# [Brief]
Find each line with the string "same" and report it.

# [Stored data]

◇ ◇ ◇ ◇ ◇

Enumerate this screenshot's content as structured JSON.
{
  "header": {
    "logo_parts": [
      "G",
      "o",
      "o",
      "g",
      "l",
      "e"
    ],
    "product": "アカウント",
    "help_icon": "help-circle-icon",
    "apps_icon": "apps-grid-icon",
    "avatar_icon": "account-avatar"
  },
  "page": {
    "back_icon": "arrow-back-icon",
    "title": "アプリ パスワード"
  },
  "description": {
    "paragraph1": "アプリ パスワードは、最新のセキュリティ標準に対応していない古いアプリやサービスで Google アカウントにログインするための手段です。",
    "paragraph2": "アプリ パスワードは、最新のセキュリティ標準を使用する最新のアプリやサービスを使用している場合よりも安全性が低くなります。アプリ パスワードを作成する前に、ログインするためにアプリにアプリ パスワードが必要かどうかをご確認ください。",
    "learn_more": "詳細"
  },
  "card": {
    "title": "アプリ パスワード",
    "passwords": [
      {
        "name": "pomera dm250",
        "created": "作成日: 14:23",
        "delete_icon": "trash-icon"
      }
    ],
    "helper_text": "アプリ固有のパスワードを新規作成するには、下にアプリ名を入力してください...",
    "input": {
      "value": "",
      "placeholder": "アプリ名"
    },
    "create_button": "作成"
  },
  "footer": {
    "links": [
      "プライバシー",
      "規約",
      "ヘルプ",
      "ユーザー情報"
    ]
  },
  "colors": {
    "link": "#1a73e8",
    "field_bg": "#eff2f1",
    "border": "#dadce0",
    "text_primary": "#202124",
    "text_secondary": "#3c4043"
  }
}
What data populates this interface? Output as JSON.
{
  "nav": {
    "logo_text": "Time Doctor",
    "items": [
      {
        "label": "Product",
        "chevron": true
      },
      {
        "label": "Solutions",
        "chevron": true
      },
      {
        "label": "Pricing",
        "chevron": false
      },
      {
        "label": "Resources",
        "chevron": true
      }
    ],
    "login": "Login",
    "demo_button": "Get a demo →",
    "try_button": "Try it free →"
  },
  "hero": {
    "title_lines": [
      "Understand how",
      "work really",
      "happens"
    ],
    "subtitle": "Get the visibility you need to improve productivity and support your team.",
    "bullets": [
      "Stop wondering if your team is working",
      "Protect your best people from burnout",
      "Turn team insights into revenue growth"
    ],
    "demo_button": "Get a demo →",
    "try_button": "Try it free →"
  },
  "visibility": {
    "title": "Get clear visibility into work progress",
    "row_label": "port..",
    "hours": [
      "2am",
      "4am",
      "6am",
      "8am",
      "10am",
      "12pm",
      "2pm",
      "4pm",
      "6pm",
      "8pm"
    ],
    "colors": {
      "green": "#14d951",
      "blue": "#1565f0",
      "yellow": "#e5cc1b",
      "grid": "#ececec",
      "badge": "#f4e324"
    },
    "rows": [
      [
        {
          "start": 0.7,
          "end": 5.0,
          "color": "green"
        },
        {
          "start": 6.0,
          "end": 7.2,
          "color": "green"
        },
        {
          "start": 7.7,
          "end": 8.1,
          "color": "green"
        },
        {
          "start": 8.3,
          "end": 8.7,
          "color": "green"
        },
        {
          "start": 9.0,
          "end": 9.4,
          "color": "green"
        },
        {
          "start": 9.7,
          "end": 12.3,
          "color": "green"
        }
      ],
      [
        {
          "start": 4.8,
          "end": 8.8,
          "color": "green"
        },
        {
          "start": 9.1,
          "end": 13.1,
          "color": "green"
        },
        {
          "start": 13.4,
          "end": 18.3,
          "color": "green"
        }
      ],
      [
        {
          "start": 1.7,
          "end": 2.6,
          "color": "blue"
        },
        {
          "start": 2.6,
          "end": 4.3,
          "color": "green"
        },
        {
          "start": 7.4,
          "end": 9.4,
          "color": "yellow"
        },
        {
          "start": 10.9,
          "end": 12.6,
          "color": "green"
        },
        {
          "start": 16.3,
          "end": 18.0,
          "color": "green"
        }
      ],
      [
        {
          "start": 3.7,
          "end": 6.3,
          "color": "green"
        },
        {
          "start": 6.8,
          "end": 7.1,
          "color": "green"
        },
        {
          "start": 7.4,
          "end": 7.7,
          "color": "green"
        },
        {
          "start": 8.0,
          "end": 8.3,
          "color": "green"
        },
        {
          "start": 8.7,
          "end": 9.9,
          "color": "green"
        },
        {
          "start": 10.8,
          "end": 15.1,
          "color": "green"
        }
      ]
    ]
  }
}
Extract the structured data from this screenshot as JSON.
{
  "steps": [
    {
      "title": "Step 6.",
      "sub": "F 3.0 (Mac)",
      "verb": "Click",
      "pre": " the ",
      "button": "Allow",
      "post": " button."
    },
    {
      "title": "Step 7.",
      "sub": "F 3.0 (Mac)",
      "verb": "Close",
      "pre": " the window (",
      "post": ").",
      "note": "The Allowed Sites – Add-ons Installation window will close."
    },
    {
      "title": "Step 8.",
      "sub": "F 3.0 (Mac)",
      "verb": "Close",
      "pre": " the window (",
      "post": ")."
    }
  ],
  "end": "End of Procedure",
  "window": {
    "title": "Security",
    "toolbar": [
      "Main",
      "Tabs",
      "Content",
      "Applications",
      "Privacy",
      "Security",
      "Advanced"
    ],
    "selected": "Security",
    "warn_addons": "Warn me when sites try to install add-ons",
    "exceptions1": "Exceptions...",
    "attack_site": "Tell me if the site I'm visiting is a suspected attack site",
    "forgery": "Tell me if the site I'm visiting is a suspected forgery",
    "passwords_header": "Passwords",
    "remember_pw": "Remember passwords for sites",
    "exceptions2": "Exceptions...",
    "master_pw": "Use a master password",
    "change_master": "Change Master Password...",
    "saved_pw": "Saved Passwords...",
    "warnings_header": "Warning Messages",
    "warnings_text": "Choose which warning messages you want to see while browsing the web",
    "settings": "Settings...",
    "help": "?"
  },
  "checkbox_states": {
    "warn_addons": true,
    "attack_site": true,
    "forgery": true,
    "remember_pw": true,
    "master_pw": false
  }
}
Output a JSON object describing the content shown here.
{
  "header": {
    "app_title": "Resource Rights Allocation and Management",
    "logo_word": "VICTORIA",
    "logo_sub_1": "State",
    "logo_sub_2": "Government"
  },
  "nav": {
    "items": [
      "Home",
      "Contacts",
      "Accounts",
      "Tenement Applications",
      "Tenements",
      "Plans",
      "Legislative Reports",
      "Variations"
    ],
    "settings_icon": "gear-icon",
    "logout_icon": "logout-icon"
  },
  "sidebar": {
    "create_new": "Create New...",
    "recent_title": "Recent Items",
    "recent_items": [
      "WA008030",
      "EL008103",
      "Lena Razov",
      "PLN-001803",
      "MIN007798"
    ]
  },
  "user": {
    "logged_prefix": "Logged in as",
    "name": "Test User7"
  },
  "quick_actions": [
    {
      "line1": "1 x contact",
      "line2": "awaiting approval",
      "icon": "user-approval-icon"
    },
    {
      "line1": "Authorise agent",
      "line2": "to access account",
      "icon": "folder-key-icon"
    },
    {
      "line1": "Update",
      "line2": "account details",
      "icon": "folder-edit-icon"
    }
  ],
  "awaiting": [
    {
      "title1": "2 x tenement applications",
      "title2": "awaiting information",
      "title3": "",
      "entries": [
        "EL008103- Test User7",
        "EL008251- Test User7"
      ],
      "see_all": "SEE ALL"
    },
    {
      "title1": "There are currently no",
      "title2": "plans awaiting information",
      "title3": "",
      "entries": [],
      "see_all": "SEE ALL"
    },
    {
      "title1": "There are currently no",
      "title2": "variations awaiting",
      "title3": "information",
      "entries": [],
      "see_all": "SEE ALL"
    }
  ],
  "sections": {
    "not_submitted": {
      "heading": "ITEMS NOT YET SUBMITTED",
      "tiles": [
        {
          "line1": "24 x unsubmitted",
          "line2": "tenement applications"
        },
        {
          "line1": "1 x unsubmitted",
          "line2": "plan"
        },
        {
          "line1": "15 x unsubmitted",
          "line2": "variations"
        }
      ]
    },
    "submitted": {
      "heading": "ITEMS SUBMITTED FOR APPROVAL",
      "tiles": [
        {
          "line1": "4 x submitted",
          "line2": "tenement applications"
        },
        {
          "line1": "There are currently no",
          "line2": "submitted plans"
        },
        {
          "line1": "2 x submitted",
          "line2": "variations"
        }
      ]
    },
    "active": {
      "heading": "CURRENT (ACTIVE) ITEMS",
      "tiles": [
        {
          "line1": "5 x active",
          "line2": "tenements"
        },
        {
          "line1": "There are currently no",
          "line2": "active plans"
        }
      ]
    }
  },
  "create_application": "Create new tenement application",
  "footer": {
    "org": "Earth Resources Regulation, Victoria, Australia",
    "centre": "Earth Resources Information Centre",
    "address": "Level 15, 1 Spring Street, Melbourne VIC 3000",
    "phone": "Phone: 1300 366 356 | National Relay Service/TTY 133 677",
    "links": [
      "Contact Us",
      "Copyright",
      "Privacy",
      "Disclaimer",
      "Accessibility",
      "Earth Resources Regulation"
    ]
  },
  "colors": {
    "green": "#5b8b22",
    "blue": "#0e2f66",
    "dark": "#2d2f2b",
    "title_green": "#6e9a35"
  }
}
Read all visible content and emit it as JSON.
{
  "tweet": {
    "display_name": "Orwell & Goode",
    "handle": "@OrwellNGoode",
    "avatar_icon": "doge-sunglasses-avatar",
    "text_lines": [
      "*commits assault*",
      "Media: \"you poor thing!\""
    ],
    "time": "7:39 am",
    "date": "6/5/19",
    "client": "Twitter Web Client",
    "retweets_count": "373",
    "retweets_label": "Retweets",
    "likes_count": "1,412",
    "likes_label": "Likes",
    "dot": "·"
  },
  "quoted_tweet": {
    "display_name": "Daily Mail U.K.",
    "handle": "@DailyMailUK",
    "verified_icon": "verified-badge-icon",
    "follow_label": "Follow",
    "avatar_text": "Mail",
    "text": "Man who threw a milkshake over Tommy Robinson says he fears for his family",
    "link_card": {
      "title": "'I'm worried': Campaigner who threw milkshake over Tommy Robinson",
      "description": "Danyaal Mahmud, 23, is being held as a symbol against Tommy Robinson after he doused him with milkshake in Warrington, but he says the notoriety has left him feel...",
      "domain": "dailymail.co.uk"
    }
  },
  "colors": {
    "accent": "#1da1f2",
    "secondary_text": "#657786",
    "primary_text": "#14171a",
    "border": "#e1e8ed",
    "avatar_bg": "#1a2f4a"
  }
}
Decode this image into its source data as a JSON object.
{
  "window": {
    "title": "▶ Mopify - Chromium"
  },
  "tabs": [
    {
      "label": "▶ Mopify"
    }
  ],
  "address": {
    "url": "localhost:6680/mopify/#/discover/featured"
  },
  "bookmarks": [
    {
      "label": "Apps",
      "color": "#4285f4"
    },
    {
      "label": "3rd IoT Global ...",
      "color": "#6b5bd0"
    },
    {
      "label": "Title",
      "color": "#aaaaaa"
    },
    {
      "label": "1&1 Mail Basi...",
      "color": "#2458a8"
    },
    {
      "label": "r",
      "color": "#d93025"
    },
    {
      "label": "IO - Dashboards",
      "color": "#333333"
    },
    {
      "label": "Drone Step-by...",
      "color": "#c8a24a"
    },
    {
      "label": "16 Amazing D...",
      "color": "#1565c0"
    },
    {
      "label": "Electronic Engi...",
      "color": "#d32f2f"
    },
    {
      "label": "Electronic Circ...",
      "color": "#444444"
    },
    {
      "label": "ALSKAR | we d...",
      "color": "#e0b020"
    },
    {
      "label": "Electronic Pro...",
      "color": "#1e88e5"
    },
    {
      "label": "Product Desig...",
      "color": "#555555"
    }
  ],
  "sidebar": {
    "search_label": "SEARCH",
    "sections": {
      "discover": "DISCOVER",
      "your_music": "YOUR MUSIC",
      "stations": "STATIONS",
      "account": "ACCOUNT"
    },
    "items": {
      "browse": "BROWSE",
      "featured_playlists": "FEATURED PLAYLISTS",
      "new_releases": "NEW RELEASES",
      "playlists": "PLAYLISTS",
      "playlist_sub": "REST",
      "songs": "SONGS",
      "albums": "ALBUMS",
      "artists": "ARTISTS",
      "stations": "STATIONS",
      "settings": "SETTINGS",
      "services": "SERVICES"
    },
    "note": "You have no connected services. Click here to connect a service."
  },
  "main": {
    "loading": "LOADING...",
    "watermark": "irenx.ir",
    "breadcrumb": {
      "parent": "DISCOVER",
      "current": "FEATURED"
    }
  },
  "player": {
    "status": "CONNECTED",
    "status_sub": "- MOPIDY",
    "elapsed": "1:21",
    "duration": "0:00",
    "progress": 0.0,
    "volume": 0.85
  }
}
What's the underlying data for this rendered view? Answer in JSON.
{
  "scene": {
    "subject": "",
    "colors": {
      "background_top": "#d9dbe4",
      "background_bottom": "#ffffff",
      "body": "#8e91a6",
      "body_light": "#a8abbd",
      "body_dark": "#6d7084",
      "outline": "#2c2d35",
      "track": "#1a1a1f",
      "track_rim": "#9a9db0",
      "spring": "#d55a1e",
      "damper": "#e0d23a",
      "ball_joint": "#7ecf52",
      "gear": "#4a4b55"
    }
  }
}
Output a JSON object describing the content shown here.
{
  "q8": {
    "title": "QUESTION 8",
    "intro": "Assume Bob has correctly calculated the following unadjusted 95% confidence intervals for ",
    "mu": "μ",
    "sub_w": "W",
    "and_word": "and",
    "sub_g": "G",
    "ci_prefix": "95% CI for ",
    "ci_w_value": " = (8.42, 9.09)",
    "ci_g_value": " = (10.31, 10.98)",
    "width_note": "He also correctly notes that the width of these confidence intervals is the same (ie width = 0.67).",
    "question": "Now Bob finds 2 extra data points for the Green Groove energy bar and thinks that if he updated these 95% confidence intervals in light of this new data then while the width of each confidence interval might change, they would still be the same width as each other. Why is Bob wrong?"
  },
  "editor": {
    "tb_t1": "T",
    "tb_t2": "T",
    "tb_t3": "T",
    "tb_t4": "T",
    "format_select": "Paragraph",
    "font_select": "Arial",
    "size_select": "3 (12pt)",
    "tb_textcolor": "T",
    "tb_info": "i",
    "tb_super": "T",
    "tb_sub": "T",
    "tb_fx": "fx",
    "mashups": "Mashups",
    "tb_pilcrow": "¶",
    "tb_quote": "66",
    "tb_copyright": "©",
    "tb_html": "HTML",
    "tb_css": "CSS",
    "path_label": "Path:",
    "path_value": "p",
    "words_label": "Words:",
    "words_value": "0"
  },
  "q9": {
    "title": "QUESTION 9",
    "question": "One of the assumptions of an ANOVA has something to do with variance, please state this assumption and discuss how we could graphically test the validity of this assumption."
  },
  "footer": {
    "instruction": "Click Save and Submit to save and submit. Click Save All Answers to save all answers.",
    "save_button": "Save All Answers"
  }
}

◇ ◇ ◇ ◇ ◇

# [Completed exercise]
    "width_note": "He also correctly notes that the width of these confidence intervals is the same (ie width = 0.67).",
    "question": "Now Bob finds 2 extra data points for the Green Groove energy bar and thinks that if he updated these 95% confidence intervals in light of this new data then while the width of each confidence interval might change, they would still be the same width as each other. Why is Bob wrong?"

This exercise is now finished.